— BEGIN Task inputs —

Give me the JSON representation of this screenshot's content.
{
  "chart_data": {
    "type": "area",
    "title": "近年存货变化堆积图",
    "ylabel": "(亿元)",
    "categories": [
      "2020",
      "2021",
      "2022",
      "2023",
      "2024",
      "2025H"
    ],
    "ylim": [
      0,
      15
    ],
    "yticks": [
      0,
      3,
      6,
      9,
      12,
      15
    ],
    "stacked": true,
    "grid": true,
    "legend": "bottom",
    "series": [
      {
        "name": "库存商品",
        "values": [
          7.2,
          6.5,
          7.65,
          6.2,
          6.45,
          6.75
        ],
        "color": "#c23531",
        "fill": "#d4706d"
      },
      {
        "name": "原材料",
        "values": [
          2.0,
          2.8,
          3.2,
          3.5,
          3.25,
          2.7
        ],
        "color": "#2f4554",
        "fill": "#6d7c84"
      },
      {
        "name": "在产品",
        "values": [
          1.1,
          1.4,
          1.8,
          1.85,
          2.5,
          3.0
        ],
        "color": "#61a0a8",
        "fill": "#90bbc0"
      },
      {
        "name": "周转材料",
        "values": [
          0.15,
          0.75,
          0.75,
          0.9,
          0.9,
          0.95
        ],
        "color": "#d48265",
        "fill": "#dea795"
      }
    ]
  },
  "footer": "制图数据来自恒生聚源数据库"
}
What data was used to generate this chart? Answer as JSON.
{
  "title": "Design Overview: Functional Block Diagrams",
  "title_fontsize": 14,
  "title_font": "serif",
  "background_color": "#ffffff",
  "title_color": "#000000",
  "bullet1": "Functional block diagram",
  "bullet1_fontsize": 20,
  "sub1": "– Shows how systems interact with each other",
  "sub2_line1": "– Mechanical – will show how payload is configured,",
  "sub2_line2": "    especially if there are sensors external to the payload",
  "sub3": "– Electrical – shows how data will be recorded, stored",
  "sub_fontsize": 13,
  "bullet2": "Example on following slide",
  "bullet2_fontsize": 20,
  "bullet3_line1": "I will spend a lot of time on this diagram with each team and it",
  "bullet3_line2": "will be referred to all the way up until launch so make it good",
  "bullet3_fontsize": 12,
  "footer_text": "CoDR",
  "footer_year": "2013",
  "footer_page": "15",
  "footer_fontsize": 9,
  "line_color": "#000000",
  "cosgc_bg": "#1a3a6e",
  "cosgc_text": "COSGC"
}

— END Task inputs —

(What this task involves): Copy all lines from the material that hold "fill".

(Task output):
        "fill": "#d4706d"
        "fill": "#6d7c84"
        "fill": "#90bbc0"
        "fill": "#dea795"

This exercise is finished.